### PROVIDED INFORMATION
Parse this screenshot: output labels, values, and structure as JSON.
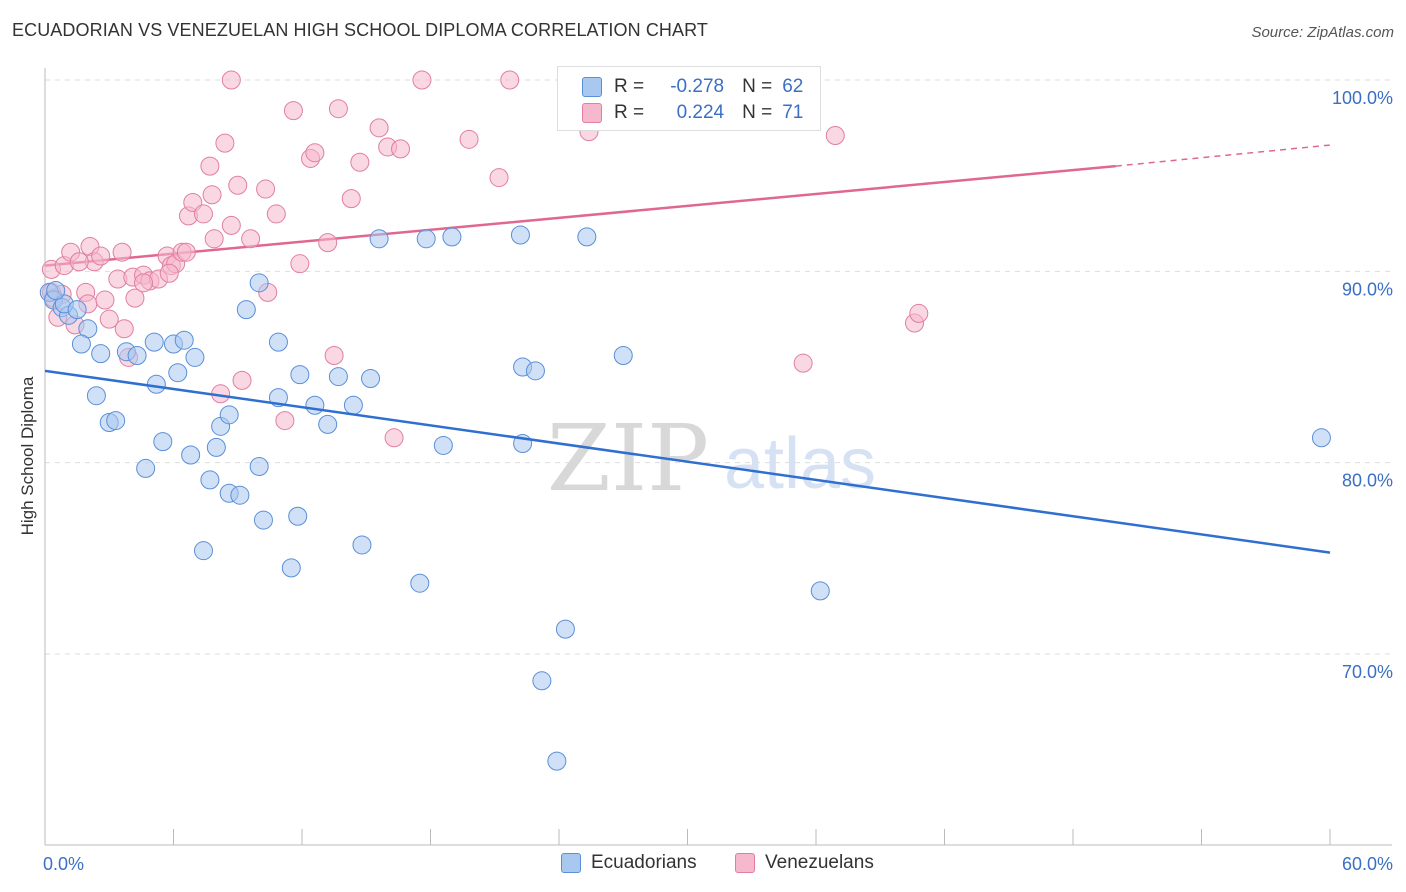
{
  "header": {
    "title": "ECUADORIAN VS VENEZUELAN HIGH SCHOOL DIPLOMA CORRELATION CHART",
    "source": "Source: ZipAtlas.com"
  },
  "legend": {
    "series": [
      {
        "r_label": "R =",
        "r_value": "-0.278",
        "n_label": "N =",
        "n_value": "62"
      },
      {
        "r_label": "R =",
        "r_value": "0.224",
        "n_label": "N =",
        "n_value": "71"
      }
    ]
  },
  "bottom_legend": [
    "Ecuadorians",
    "Venezuelans"
  ],
  "watermark": {
    "zip": "ZIP",
    "atlas": "atlas"
  },
  "colors": {
    "blue_fill": "#a9c8f0",
    "blue_stroke": "#5a8fd8",
    "blue_line": "#2f6fd0",
    "pink_fill": "#f6b8cc",
    "pink_stroke": "#e07fa0",
    "pink_line": "#e06890",
    "axis_label": "#3b6fc4",
    "grid": "#dddddd"
  },
  "chart_data": {
    "type": "scatter",
    "title": "ECUADORIAN VS VENEZUELAN HIGH SCHOOL DIPLOMA CORRELATION CHART",
    "xlabel": "",
    "ylabel": "High School Diploma",
    "xlim": [
      0,
      60
    ],
    "ylim": [
      60,
      100
    ],
    "x_tick_labels": [
      "0.0%",
      "60.0%"
    ],
    "y_ticks": [
      70,
      80,
      90,
      100
    ],
    "y_tick_labels": [
      "70.0%",
      "80.0%",
      "90.0%",
      "100.0%"
    ],
    "series": [
      {
        "name": "Ecuadorians",
        "r": -0.278,
        "n": 62,
        "trend": {
          "x": [
            0,
            60
          ],
          "y": [
            84.8,
            75.3
          ]
        },
        "points": [
          [
            0.2,
            88.9
          ],
          [
            0.4,
            88.5
          ],
          [
            0.8,
            88.1
          ],
          [
            1.1,
            87.7
          ],
          [
            2.0,
            87.0
          ],
          [
            1.7,
            86.2
          ],
          [
            2.6,
            85.7
          ],
          [
            3.8,
            85.8
          ],
          [
            4.3,
            85.6
          ],
          [
            5.1,
            86.3
          ],
          [
            6.0,
            86.2
          ],
          [
            6.5,
            86.4
          ],
          [
            7.0,
            85.5
          ],
          [
            6.2,
            84.7
          ],
          [
            5.2,
            84.1
          ],
          [
            2.4,
            83.5
          ],
          [
            3.0,
            82.1
          ],
          [
            3.3,
            82.2
          ],
          [
            5.5,
            81.1
          ],
          [
            6.8,
            80.4
          ],
          [
            4.7,
            79.7
          ],
          [
            7.7,
            79.1
          ],
          [
            8.6,
            78.4
          ],
          [
            9.1,
            78.3
          ],
          [
            10.0,
            79.8
          ],
          [
            10.2,
            77.0
          ],
          [
            11.8,
            77.2
          ],
          [
            7.4,
            75.4
          ],
          [
            11.5,
            74.5
          ],
          [
            14.8,
            75.7
          ],
          [
            17.5,
            73.7
          ],
          [
            8.2,
            81.9
          ],
          [
            8.0,
            80.8
          ],
          [
            8.6,
            82.5
          ],
          [
            10.9,
            83.4
          ],
          [
            11.9,
            84.6
          ],
          [
            12.6,
            83.0
          ],
          [
            13.2,
            82.0
          ],
          [
            13.7,
            84.5
          ],
          [
            14.4,
            83.0
          ],
          [
            15.2,
            84.4
          ],
          [
            9.4,
            88.0
          ],
          [
            10.0,
            89.4
          ],
          [
            10.9,
            86.3
          ],
          [
            15.6,
            91.7
          ],
          [
            17.8,
            91.7
          ],
          [
            19.0,
            91.8
          ],
          [
            22.2,
            91.9
          ],
          [
            18.6,
            80.9
          ],
          [
            22.3,
            81.0
          ],
          [
            22.3,
            85.0
          ],
          [
            22.9,
            84.8
          ],
          [
            27.0,
            85.6
          ],
          [
            24.3,
            71.3
          ],
          [
            23.2,
            68.6
          ],
          [
            23.9,
            64.4
          ],
          [
            25.3,
            91.8
          ],
          [
            36.2,
            73.3
          ],
          [
            59.6,
            81.3
          ],
          [
            0.9,
            88.3
          ],
          [
            0.5,
            89.0
          ],
          [
            1.5,
            88.0
          ]
        ]
      },
      {
        "name": "Venezuelans",
        "r": 0.224,
        "n": 71,
        "trend": {
          "x": [
            0,
            50
          ],
          "y": [
            90.3,
            95.5
          ]
        },
        "trend_dashed": {
          "x": [
            50,
            60
          ],
          "y": [
            95.5,
            96.6
          ]
        },
        "points": [
          [
            0.3,
            90.1
          ],
          [
            0.9,
            90.3
          ],
          [
            1.2,
            91.0
          ],
          [
            0.3,
            88.9
          ],
          [
            0.8,
            88.8
          ],
          [
            0.6,
            87.6
          ],
          [
            1.4,
            87.2
          ],
          [
            1.9,
            88.9
          ],
          [
            2.0,
            88.3
          ],
          [
            2.1,
            91.3
          ],
          [
            2.3,
            90.5
          ],
          [
            2.6,
            90.8
          ],
          [
            2.8,
            88.5
          ],
          [
            3.0,
            87.5
          ],
          [
            3.4,
            89.6
          ],
          [
            3.6,
            91.0
          ],
          [
            3.7,
            87.0
          ],
          [
            4.1,
            89.7
          ],
          [
            4.2,
            88.6
          ],
          [
            4.6,
            89.8
          ],
          [
            4.9,
            89.5
          ],
          [
            5.3,
            89.6
          ],
          [
            5.7,
            90.8
          ],
          [
            5.9,
            90.3
          ],
          [
            6.1,
            90.4
          ],
          [
            6.4,
            91.0
          ],
          [
            6.6,
            91.0
          ],
          [
            6.7,
            92.9
          ],
          [
            6.9,
            93.6
          ],
          [
            7.4,
            93.0
          ],
          [
            7.7,
            95.5
          ],
          [
            7.8,
            94.0
          ],
          [
            7.9,
            91.7
          ],
          [
            8.4,
            96.7
          ],
          [
            8.7,
            92.4
          ],
          [
            9.0,
            94.5
          ],
          [
            9.6,
            91.7
          ],
          [
            10.3,
            94.3
          ],
          [
            10.4,
            88.9
          ],
          [
            10.8,
            93.0
          ],
          [
            11.6,
            98.4
          ],
          [
            11.9,
            90.4
          ],
          [
            12.4,
            95.9
          ],
          [
            12.6,
            96.2
          ],
          [
            13.2,
            91.5
          ],
          [
            13.7,
            98.5
          ],
          [
            14.3,
            93.8
          ],
          [
            14.7,
            95.7
          ],
          [
            8.7,
            100.0
          ],
          [
            17.6,
            100.0
          ],
          [
            21.7,
            100.0
          ],
          [
            15.6,
            97.5
          ],
          [
            16.0,
            96.5
          ],
          [
            16.6,
            96.4
          ],
          [
            19.8,
            96.9
          ],
          [
            21.2,
            94.9
          ],
          [
            25.4,
            97.3
          ],
          [
            36.9,
            97.1
          ],
          [
            40.6,
            87.3
          ],
          [
            40.8,
            87.8
          ],
          [
            35.4,
            85.2
          ],
          [
            8.2,
            83.6
          ],
          [
            9.2,
            84.3
          ],
          [
            11.2,
            82.2
          ],
          [
            13.5,
            85.6
          ],
          [
            16.3,
            81.3
          ],
          [
            1.6,
            90.5
          ],
          [
            4.6,
            89.4
          ],
          [
            5.8,
            89.9
          ],
          [
            3.9,
            85.5
          ],
          [
            0.4,
            88.6
          ]
        ]
      }
    ]
  }
}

### SHORT EXERCISE
Every line above should be returned exactly; the pictures stay out.

### OUTPUT OF THE EXERCISE
Parse this screenshot: output labels, values, and structure as JSON.
{
  "header": {
    "title": "ECUADORIAN VS VENEZUELAN HIGH SCHOOL DIPLOMA CORRELATION CHART",
    "source": "Source: ZipAtlas.com"
  },
  "legend": {
    "series": [
      {
        "r_label": "R =",
        "r_value": "-0.278",
        "n_label": "N =",
        "n_value": "62"
      },
      {
        "r_label": "R =",
        "r_value": "0.224",
        "n_label": "N =",
        "n_value": "71"
      }
    ]
  },
  "bottom_legend": [
    "Ecuadorians",
    "Venezuelans"
  ],
  "watermark": {
    "zip": "ZIP",
    "atlas": "atlas"
  },
  "colors": {
    "blue_fill": "#a9c8f0",
    "blue_stroke": "#5a8fd8",
    "blue_line": "#2f6fd0",
    "pink_fill": "#f6b8cc",
    "pink_stroke": "#e07fa0",
    "pink_line": "#e06890",
    "axis_label": "#3b6fc4",
    "grid": "#dddddd"
  },
  "chart_data": {
    "type": "scatter",
    "title": "ECUADORIAN VS VENEZUELAN HIGH SCHOOL DIPLOMA CORRELATION CHART",
    "xlabel": "",
    "ylabel": "High School Diploma",
    "xlim": [
      0,
      60
    ],
    "ylim": [
      60,
      100
    ],
    "x_tick_labels": [
      "0.0%",
      "60.0%"
    ],
    "y_ticks": [
      70,
      80,
      90,
      100
    ],
    "y_tick_labels": [
      "70.0%",
      "80.0%",
      "90.0%",
      "100.0%"
    ],
    "series": [
      {
        "name": "Ecuadorians",
        "r": -0.278,
        "n": 62,
        "trend": {
          "x": [
            0,
            60
          ],
          "y": [
            84.8,
            75.3
          ]
        },
        "points": [
          [
            0.2,
            88.9
          ],
          [
            0.4,
            88.5
          ],
          [
            0.8,
            88.1
          ],
          [
            1.1,
            87.7
          ],
          [
            2.0,
            87.0
          ],
          [
            1.7,
            86.2
          ],
          [
            2.6,
            85.7
          ],
          [
            3.8,
            85.8
          ],
          [
            4.3,
            85.6
          ],
          [
            5.1,
            86.3
          ],
          [
            6.0,
            86.2
          ],
          [
            6.5,
            86.4
          ],
          [
            7.0,
            85.5
          ],
          [
            6.2,
            84.7
          ],
          [
            5.2,
            84.1
          ],
          [
            2.4,
            83.5
          ],
          [
            3.0,
            82.1
          ],
          [
            3.3,
            82.2
          ],
          [
            5.5,
            81.1
          ],
          [
            6.8,
            80.4
          ],
          [
            4.7,
            79.7
          ],
          [
            7.7,
            79.1
          ],
          [
            8.6,
            78.4
          ],
          [
            9.1,
            78.3
          ],
          [
            10.0,
            79.8
          ],
          [
            10.2,
            77.0
          ],
          [
            11.8,
            77.2
          ],
          [
            7.4,
            75.4
          ],
          [
            11.5,
            74.5
          ],
          [
            14.8,
            75.7
          ],
          [
            17.5,
            73.7
          ],
          [
            8.2,
            81.9
          ],
          [
            8.0,
            80.8
          ],
          [
            8.6,
            82.5
          ],
          [
            10.9,
            83.4
          ],
          [
            11.9,
            84.6
          ],
          [
            12.6,
            83.0
          ],
          [
            13.2,
            82.0
          ],
          [
            13.7,
            84.5
          ],
          [
            14.4,
            83.0
          ],
          [
            15.2,
            84.4
          ],
          [
            9.4,
            88.0
          ],
          [
            10.0,
            89.4
          ],
          [
            10.9,
            86.3
          ],
          [
            15.6,
            91.7
          ],
          [
            17.8,
            91.7
          ],
          [
            19.0,
            91.8
          ],
          [
            22.2,
            91.9
          ],
          [
            18.6,
            80.9
          ],
          [
            22.3,
            81.0
          ],
          [
            22.3,
            85.0
          ],
          [
            22.9,
            84.8
          ],
          [
            27.0,
            85.6
          ],
          [
            24.3,
            71.3
          ],
          [
            23.2,
            68.6
          ],
          [
            23.9,
            64.4
          ],
          [
            25.3,
            91.8
          ],
          [
            36.2,
            73.3
          ],
          [
            59.6,
            81.3
          ],
          [
            0.9,
            88.3
          ],
          [
            0.5,
            89.0
          ],
          [
            1.5,
            88.0
          ]
        ]
      },
      {
        "name": "Venezuelans",
        "r": 0.224,
        "n": 71,
        "trend": {
          "x": [
            0,
            50
          ],
          "y": [
            90.3,
            95.5
          ]
        },
        "trend_dashed": {
          "x": [
            50,
            60
          ],
          "y": [
            95.5,
            96.6
          ]
        },
        "points": [
          [
            0.3,
            90.1
          ],
          [
            0.9,
            90.3
          ],
          [
            1.2,
            91.0
          ],
          [
            0.3,
            88.9
          ],
          [
            0.8,
            88.8
          ],
          [
            0.6,
            87.6
          ],
          [
            1.4,
            87.2
          ],
          [
            1.9,
            88.9
          ],
          [
            2.0,
            88.3
          ],
          [
            2.1,
            91.3
          ],
          [
            2.3,
            90.5
          ],
          [
            2.6,
            90.8
          ],
          [
            2.8,
            88.5
          ],
          [
            3.0,
            87.5
          ],
          [
            3.4,
            89.6
          ],
          [
            3.6,
            91.0
          ],
          [
            3.7,
            87.0
          ],
          [
            4.1,
            89.7
          ],
          [
            4.2,
            88.6
          ],
          [
            4.6,
            89.8
          ],
          [
            4.9,
            89.5
          ],
          [
            5.3,
            89.6
          ],
          [
            5.7,
            90.8
          ],
          [
            5.9,
            90.3
          ],
          [
            6.1,
            90.4
          ],
          [
            6.4,
            91.0
          ],
          [
            6.6,
            91.0
          ],
          [
            6.7,
            92.9
          ],
          [
            6.9,
            93.6
          ],
          [
            7.4,
            93.0
          ],
          [
            7.7,
            95.5
          ],
          [
            7.8,
            94.0
          ],
          [
            7.9,
            91.7
          ],
          [
            8.4,
            96.7
          ],
          [
            8.7,
            92.4
          ],
          [
            9.0,
            94.5
          ],
          [
            9.6,
            91.7
          ],
          [
            10.3,
            94.3
          ],
          [
            10.4,
            88.9
          ],
          [
            10.8,
            93.0
          ],
          [
            11.6,
            98.4
          ],
          [
            11.9,
            90.4
          ],
          [
            12.4,
            95.9
          ],
          [
            12.6,
            96.2
          ],
          [
            13.2,
            91.5
          ],
          [
            13.7,
            98.5
          ],
          [
            14.3,
            93.8
          ],
          [
            14.7,
            95.7
          ],
          [
            8.7,
            100.0
          ],
          [
            17.6,
            100.0
          ],
          [
            21.7,
            100.0
          ],
          [
            15.6,
            97.5
          ],
          [
            16.0,
            96.5
          ],
          [
            16.6,
            96.4
          ],
          [
            19.8,
            96.9
          ],
          [
            21.2,
            94.9
          ],
          [
            25.4,
            97.3
          ],
          [
            36.9,
            97.1
          ],
          [
            40.6,
            87.3
          ],
          [
            40.8,
            87.8
          ],
          [
            35.4,
            85.2
          ],
          [
            8.2,
            83.6
          ],
          [
            9.2,
            84.3
          ],
          [
            11.2,
            82.2
          ],
          [
            13.5,
            85.6
          ],
          [
            16.3,
            81.3
          ],
          [
            1.6,
            90.5
          ],
          [
            4.6,
            89.4
          ],
          [
            5.8,
            89.9
          ],
          [
            3.9,
            85.5
          ],
          [
            0.4,
            88.6
          ]
        ]
      }
    ]
  }
}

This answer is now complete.